### Brief
Set the data down again, exactly as it reads, but without the pictures.

### Extracted material
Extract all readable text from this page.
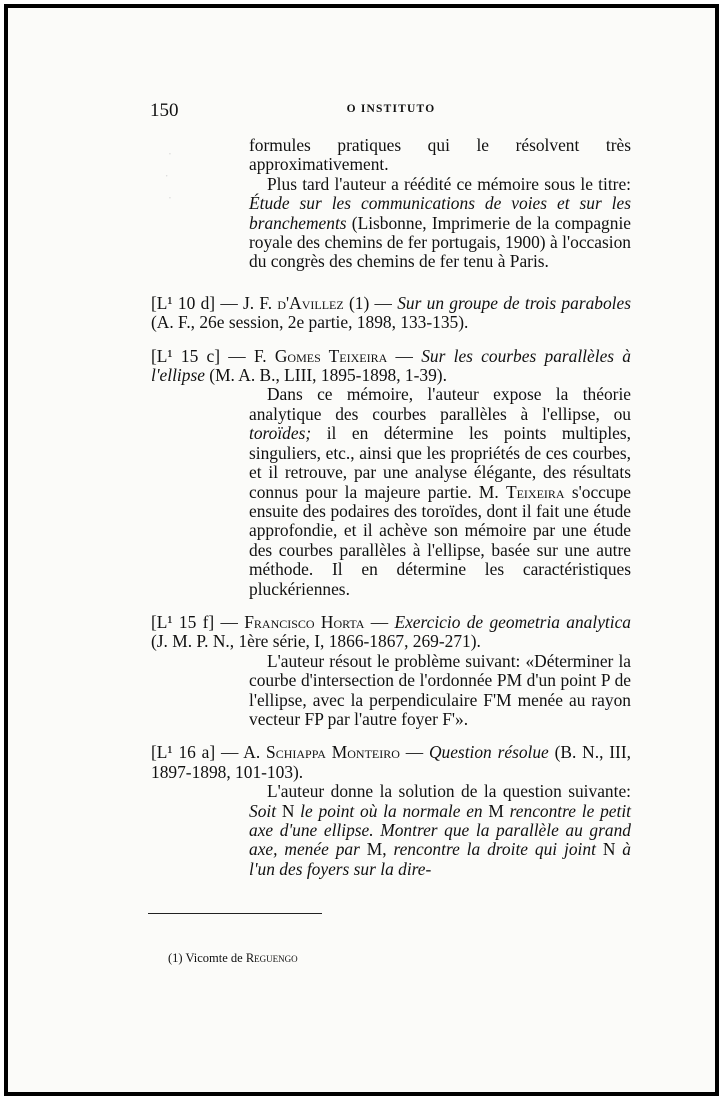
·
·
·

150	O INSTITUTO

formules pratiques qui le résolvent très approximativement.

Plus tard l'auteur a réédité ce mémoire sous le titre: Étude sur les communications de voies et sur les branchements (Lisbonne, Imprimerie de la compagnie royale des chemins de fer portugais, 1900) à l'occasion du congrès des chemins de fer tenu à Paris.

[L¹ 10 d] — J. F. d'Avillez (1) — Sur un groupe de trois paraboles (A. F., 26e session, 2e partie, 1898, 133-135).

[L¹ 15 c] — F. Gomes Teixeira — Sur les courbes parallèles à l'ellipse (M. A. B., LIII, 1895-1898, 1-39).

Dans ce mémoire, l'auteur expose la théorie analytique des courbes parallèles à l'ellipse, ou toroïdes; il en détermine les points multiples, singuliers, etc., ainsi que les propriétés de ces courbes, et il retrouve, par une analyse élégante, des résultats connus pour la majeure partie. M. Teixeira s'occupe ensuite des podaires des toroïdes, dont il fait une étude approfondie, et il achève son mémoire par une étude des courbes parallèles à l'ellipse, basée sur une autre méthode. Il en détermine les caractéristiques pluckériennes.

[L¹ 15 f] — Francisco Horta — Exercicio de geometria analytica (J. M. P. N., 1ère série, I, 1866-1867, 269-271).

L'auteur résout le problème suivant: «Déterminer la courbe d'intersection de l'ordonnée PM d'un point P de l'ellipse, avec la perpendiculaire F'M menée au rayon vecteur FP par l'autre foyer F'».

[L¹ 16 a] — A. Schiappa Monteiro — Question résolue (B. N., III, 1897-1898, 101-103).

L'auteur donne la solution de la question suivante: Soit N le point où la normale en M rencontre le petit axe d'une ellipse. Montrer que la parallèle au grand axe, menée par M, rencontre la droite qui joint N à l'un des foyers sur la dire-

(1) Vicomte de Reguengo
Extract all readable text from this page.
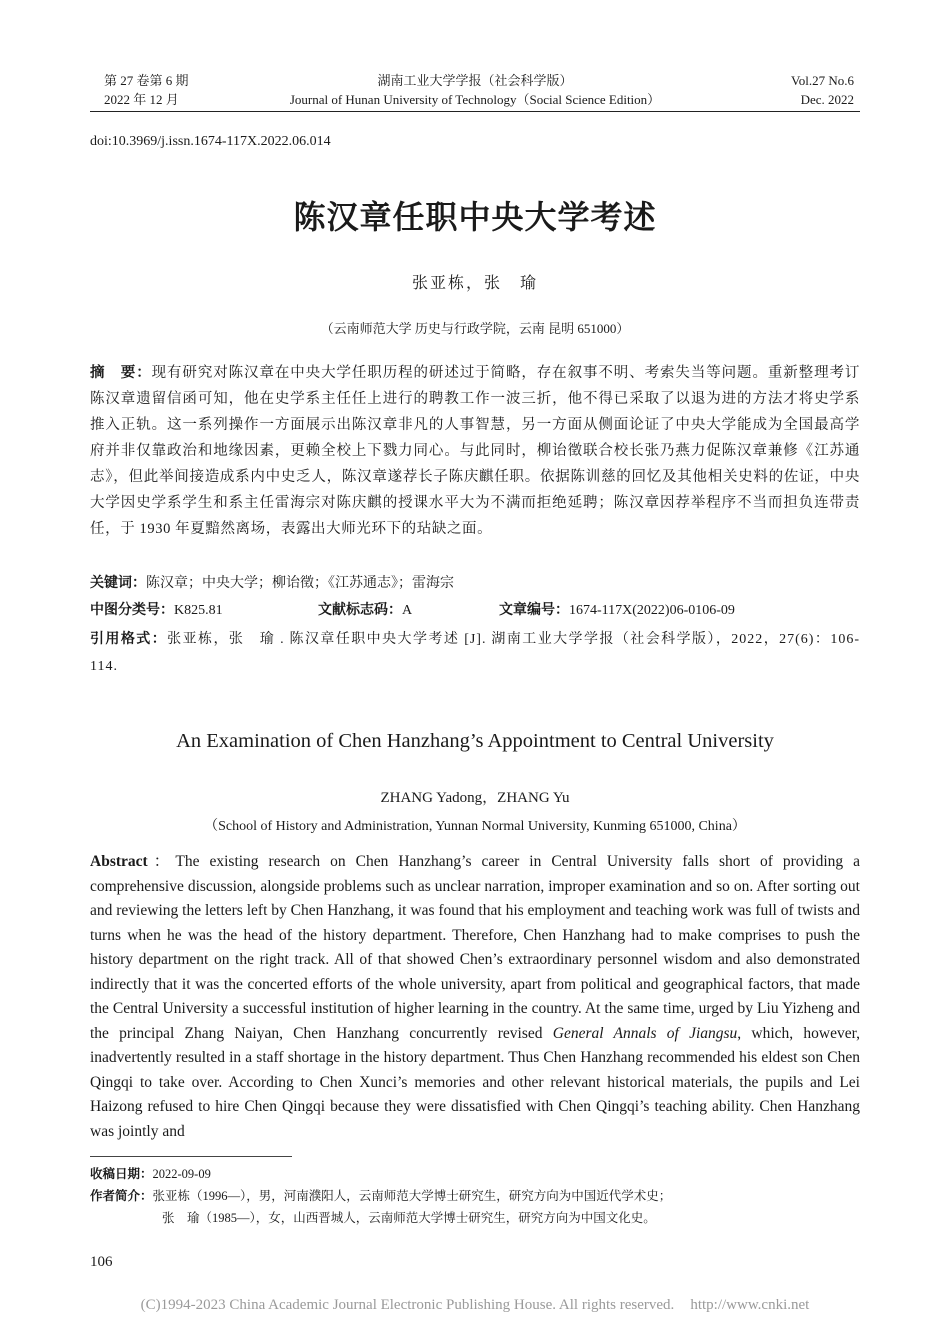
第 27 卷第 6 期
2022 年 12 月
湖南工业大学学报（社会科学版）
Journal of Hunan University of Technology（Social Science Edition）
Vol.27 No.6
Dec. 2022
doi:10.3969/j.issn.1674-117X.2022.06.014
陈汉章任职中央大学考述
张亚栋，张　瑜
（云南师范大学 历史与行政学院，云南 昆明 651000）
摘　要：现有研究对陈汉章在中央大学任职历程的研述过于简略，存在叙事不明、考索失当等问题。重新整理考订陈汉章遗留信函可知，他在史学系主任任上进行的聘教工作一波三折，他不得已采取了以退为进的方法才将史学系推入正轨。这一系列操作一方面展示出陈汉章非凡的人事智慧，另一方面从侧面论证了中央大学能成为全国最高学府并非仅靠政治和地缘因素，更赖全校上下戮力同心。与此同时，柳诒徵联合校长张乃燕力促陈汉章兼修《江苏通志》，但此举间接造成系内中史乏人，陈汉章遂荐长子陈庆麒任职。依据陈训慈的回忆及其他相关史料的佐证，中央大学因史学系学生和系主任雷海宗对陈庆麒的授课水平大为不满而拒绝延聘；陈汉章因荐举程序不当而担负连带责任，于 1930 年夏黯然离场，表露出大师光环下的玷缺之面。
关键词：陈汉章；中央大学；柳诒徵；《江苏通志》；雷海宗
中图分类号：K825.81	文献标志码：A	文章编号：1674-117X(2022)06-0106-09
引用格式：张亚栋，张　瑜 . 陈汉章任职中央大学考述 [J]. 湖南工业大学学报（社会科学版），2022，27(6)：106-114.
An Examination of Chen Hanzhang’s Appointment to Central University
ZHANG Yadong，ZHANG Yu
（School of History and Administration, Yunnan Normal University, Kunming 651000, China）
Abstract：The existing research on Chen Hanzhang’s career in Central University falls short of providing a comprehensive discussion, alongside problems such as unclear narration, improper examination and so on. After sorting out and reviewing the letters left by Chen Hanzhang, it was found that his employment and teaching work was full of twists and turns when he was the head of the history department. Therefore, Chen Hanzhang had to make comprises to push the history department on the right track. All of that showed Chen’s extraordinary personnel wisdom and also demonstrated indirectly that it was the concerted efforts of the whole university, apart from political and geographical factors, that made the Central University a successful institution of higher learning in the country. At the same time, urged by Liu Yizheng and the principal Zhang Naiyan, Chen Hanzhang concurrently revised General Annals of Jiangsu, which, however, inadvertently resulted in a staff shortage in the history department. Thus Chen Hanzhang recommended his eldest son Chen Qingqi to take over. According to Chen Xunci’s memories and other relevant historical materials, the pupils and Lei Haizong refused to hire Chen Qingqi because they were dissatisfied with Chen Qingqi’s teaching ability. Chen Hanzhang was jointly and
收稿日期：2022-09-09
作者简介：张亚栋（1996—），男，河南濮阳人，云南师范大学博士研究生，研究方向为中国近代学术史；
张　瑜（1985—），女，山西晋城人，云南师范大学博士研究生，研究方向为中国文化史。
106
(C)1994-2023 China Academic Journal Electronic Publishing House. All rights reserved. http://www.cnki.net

### Result
Extract all readable text from this page.
·
·
·

150	O INSTITUTO

formules pratiques qui le résolvent très approximativement.

Plus tard l'auteur a réédité ce mémoire sous le titre: Étude sur les communications de voies et sur les branchements (Lisbonne, Imprimerie de la compagnie royale des chemins de fer portugais, 1900) à l'occasion du congrès des chemins de fer tenu à Paris.

[L¹ 10 d] — J. F. d'Avillez (1) — Sur un groupe de trois paraboles (A. F., 26e session, 2e partie, 1898, 133-135).

[L¹ 15 c] — F. Gomes Teixeira — Sur les courbes parallèles à l'ellipse (M. A. B., LIII, 1895-1898, 1-39).

Dans ce mémoire, l'auteur expose la théorie analytique des courbes parallèles à l'ellipse, ou toroïdes; il en détermine les points multiples, singuliers, etc., ainsi que les propriétés de ces courbes, et il retrouve, par une analyse élégante, des résultats connus pour la majeure partie. M. Teixeira s'occupe ensuite des podaires des toroïdes, dont il fait une étude approfondie, et il achève son mémoire par une étude des courbes parallèles à l'ellipse, basée sur une autre méthode. Il en détermine les caractéristiques pluckériennes.

[L¹ 15 f] — Francisco Horta — Exercicio de geometria analytica (J. M. P. N., 1ère série, I, 1866-1867, 269-271).

L'auteur résout le problème suivant: «Déterminer la courbe d'intersection de l'ordonnée PM d'un point P de l'ellipse, avec la perpendiculaire F'M menée au rayon vecteur FP par l'autre foyer F'».

[L¹ 16 a] — A. Schiappa Monteiro — Question résolue (B. N., III, 1897-1898, 101-103).

L'auteur donne la solution de la question suivante: Soit N le point où la normale en M rencontre le petit axe d'une ellipse. Montrer que la parallèle au grand axe, menée par M, rencontre la droite qui joint N à l'un des foyers sur la dire-

(1) Vicomte de Reguengo
Extract all readable text from this page.
第 27 卷第 6 期
2022 年 12 月
湖南工业大学学报（社会科学版）
Journal of Hunan University of Technology（Social Science Edition）
Vol.27 No.6
Dec. 2022
doi:10.3969/j.issn.1674-117X.2022.06.014
陈汉章任职中央大学考述
张亚栋，张　瑜
（云南师范大学 历史与行政学院，云南 昆明 651000）
摘　要：现有研究对陈汉章在中央大学任职历程的研述过于简略，存在叙事不明、考索失当等问题。重新整理考订陈汉章遗留信函可知，他在史学系主任任上进行的聘教工作一波三折，他不得已采取了以退为进的方法才将史学系推入正轨。这一系列操作一方面展示出陈汉章非凡的人事智慧，另一方面从侧面论证了中央大学能成为全国最高学府并非仅靠政治和地缘因素，更赖全校上下戮力同心。与此同时，柳诒徵联合校长张乃燕力促陈汉章兼修《江苏通志》，但此举间接造成系内中史乏人，陈汉章遂荐长子陈庆麒任职。依据陈训慈的回忆及其他相关史料的佐证，中央大学因史学系学生和系主任雷海宗对陈庆麒的授课水平大为不满而拒绝延聘；陈汉章因荐举程序不当而担负连带责任，于 1930 年夏黯然离场，表露出大师光环下的玷缺之面。
关键词：陈汉章；中央大学；柳诒徵；《江苏通志》；雷海宗
中图分类号：K825.81	文献标志码：A	文章编号：1674-117X(2022)06-0106-09
引用格式：张亚栋，张　瑜 . 陈汉章任职中央大学考述 [J]. 湖南工业大学学报（社会科学版），2022，27(6)：106-114.
An Examination of Chen Hanzhang’s Appointment to Central University
ZHANG Yadong，ZHANG Yu
（School of History and Administration, Yunnan Normal University, Kunming 651000, China）
Abstract：The existing research on Chen Hanzhang’s career in Central University falls short of providing a comprehensive discussion, alongside problems such as unclear narration, improper examination and so on. After sorting out and reviewing the letters left by Chen Hanzhang, it was found that his employment and teaching work was full of twists and turns when he was the head of the history department. Therefore, Chen Hanzhang had to make comprises to push the history department on the right track. All of that showed Chen’s extraordinary personnel wisdom and also demonstrated indirectly that it was the concerted efforts of the whole university, apart from political and geographical factors, that made the Central University a successful institution of higher learning in the country. At the same time, urged by Liu Yizheng and the principal Zhang Naiyan, Chen Hanzhang concurrently revised General Annals of Jiangsu, which, however, inadvertently resulted in a staff shortage in the history department. Thus Chen Hanzhang recommended his eldest son Chen Qingqi to take over. According to Chen Xunci’s memories and other relevant historical materials, the pupils and Lei Haizong refused to hire Chen Qingqi because they were dissatisfied with Chen Qingqi’s teaching ability. Chen Hanzhang was jointly and
收稿日期：2022-09-09
作者简介：张亚栋（1996—），男，河南濮阳人，云南师范大学博士研究生，研究方向为中国近代学术史；
张　瑜（1985—），女，山西晋城人，云南师范大学博士研究生，研究方向为中国文化史。
106
(C)1994-2023 China Academic Journal Electronic Publishing House. All rights reserved. http://www.cnki.net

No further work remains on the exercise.